:: MATERIAL ::
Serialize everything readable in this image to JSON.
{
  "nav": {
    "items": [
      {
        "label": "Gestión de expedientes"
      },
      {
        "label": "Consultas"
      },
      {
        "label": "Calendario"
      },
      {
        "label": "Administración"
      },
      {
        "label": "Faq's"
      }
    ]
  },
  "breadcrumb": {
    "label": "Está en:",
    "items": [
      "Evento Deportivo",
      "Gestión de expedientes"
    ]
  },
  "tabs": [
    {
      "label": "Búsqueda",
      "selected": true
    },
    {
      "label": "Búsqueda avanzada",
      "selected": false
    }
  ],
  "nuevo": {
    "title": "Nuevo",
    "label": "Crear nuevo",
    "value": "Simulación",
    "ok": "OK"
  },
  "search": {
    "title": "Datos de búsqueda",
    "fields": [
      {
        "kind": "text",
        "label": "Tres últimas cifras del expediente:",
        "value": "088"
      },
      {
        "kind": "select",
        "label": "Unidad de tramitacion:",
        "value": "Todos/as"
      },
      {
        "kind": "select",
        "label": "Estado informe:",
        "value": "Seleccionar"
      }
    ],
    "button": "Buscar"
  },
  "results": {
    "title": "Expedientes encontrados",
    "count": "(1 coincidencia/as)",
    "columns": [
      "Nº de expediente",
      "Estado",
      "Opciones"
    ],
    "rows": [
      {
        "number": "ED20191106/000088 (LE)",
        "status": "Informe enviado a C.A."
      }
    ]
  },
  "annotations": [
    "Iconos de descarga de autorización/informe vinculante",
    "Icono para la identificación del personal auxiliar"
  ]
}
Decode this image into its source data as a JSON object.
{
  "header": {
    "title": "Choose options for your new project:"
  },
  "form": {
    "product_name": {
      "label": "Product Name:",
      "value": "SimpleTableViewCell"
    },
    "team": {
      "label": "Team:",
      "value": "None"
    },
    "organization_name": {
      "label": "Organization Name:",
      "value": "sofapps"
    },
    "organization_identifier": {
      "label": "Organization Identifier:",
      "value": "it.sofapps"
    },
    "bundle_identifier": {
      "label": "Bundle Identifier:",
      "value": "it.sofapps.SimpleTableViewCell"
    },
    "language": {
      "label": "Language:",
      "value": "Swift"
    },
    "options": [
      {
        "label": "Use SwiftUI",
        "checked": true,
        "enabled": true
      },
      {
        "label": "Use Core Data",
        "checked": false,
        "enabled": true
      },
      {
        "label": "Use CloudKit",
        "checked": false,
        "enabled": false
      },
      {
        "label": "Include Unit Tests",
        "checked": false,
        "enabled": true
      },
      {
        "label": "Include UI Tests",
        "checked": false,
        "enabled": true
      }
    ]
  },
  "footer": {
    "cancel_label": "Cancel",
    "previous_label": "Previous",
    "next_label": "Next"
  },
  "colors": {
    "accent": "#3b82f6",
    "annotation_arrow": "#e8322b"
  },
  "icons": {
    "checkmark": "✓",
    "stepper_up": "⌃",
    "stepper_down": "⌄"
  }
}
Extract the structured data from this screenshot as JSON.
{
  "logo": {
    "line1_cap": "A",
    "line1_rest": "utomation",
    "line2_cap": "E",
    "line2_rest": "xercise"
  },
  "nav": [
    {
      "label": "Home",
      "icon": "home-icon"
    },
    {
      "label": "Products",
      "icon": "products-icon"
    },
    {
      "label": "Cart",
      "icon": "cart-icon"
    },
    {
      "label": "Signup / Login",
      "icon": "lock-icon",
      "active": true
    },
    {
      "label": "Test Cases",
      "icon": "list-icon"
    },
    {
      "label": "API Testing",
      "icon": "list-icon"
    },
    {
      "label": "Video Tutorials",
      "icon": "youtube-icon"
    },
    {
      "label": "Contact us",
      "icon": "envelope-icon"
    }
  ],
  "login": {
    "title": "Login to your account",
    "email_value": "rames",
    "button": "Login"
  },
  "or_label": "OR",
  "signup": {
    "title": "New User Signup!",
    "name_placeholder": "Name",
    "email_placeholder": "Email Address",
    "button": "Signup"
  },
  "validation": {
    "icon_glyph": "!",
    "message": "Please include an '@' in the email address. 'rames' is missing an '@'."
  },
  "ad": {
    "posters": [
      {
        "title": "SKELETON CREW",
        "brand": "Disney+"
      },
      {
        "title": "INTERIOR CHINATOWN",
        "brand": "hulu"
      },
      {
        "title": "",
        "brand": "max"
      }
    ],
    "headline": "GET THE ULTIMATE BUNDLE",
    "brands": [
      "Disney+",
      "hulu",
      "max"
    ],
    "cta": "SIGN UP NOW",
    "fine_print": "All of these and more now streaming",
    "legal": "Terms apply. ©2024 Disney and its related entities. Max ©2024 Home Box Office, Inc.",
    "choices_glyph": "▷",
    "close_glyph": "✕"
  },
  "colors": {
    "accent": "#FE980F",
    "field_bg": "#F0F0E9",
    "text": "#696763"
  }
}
:::
◆ SHORT PROBLEM: Repeat the material above in full, quoting it exactly.

◆ SOLUTION TO THIS TASK:
Serialize everything readable in this image to JSON.
{
  "nav": {
    "items": [
      {
        "label": "Gestión de expedientes"
      },
      {
        "label": "Consultas"
      },
      {
        "label": "Calendario"
      },
      {
        "label": "Administración"
      },
      {
        "label": "Faq's"
      }
    ]
  },
  "breadcrumb": {
    "label": "Está en:",
    "items": [
      "Evento Deportivo",
      "Gestión de expedientes"
    ]
  },
  "tabs": [
    {
      "label": "Búsqueda",
      "selected": true
    },
    {
      "label": "Búsqueda avanzada",
      "selected": false
    }
  ],
  "nuevo": {
    "title": "Nuevo",
    "label": "Crear nuevo",
    "value": "Simulación",
    "ok": "OK"
  },
  "search": {
    "title": "Datos de búsqueda",
    "fields": [
      {
        "kind": "text",
        "label": "Tres últimas cifras del expediente:",
        "value": "088"
      },
      {
        "kind": "select",
        "label": "Unidad de tramitacion:",
        "value": "Todos/as"
      },
      {
        "kind": "select",
        "label": "Estado informe:",
        "value": "Seleccionar"
      }
    ],
    "button": "Buscar"
  },
  "results": {
    "title": "Expedientes encontrados",
    "count": "(1 coincidencia/as)",
    "columns": [
      "Nº de expediente",
      "Estado",
      "Opciones"
    ],
    "rows": [
      {
        "number": "ED20191106/000088 (LE)",
        "status": "Informe enviado a C.A."
      }
    ]
  },
  "annotations": [
    "Iconos de descarga de autorización/informe vinculante",
    "Icono para la identificación del personal auxiliar"
  ]
}
Decode this image into its source data as a JSON object.
{
  "header": {
    "title": "Choose options for your new project:"
  },
  "form": {
    "product_name": {
      "label": "Product Name:",
      "value": "SimpleTableViewCell"
    },
    "team": {
      "label": "Team:",
      "value": "None"
    },
    "organization_name": {
      "label": "Organization Name:",
      "value": "sofapps"
    },
    "organization_identifier": {
      "label": "Organization Identifier:",
      "value": "it.sofapps"
    },
    "bundle_identifier": {
      "label": "Bundle Identifier:",
      "value": "it.sofapps.SimpleTableViewCell"
    },
    "language": {
      "label": "Language:",
      "value": "Swift"
    },
    "options": [
      {
        "label": "Use SwiftUI",
        "checked": true,
        "enabled": true
      },
      {
        "label": "Use Core Data",
        "checked": false,
        "enabled": true
      },
      {
        "label": "Use CloudKit",
        "checked": false,
        "enabled": false
      },
      {
        "label": "Include Unit Tests",
        "checked": false,
        "enabled": true
      },
      {
        "label": "Include UI Tests",
        "checked": false,
        "enabled": true
      }
    ]
  },
  "footer": {
    "cancel_label": "Cancel",
    "previous_label": "Previous",
    "next_label": "Next"
  },
  "colors": {
    "accent": "#3b82f6",
    "annotation_arrow": "#e8322b"
  },
  "icons": {
    "checkmark": "✓",
    "stepper_up": "⌃",
    "stepper_down": "⌄"
  }
}
Extract the structured data from this screenshot as JSON.
{
  "logo": {
    "line1_cap": "A",
    "line1_rest": "utomation",
    "line2_cap": "E",
    "line2_rest": "xercise"
  },
  "nav": [
    {
      "label": "Home",
      "icon": "home-icon"
    },
    {
      "label": "Products",
      "icon": "products-icon"
    },
    {
      "label": "Cart",
      "icon": "cart-icon"
    },
    {
      "label": "Signup / Login",
      "icon": "lock-icon",
      "active": true
    },
    {
      "label": "Test Cases",
      "icon": "list-icon"
    },
    {
      "label": "API Testing",
      "icon": "list-icon"
    },
    {
      "label": "Video Tutorials",
      "icon": "youtube-icon"
    },
    {
      "label": "Contact us",
      "icon": "envelope-icon"
    }
  ],
  "login": {
    "title": "Login to your account",
    "email_value": "rames",
    "button": "Login"
  },
  "or_label": "OR",
  "signup": {
    "title": "New User Signup!",
    "name_placeholder": "Name",
    "email_placeholder": "Email Address",
    "button": "Signup"
  },
  "validation": {
    "icon_glyph": "!",
    "message": "Please include an '@' in the email address. 'rames' is missing an '@'."
  },
  "ad": {
    "posters": [
      {
        "title": "SKELETON CREW",
        "brand": "Disney+"
      },
      {
        "title": "INTERIOR CHINATOWN",
        "brand": "hulu"
      },
      {
        "title": "",
        "brand": "max"
      }
    ],
    "headline": "GET THE ULTIMATE BUNDLE",
    "brands": [
      "Disney+",
      "hulu",
      "max"
    ],
    "cta": "SIGN UP NOW",
    "fine_print": "All of these and more now streaming",
    "legal": "Terms apply. ©2024 Disney and its related entities. Max ©2024 Home Box Office, Inc.",
    "choices_glyph": "▷",
    "close_glyph": "✕"
  },
  "colors": {
    "accent": "#FE980F",
    "field_bg": "#F0F0E9",
    "text": "#696763"
  }
}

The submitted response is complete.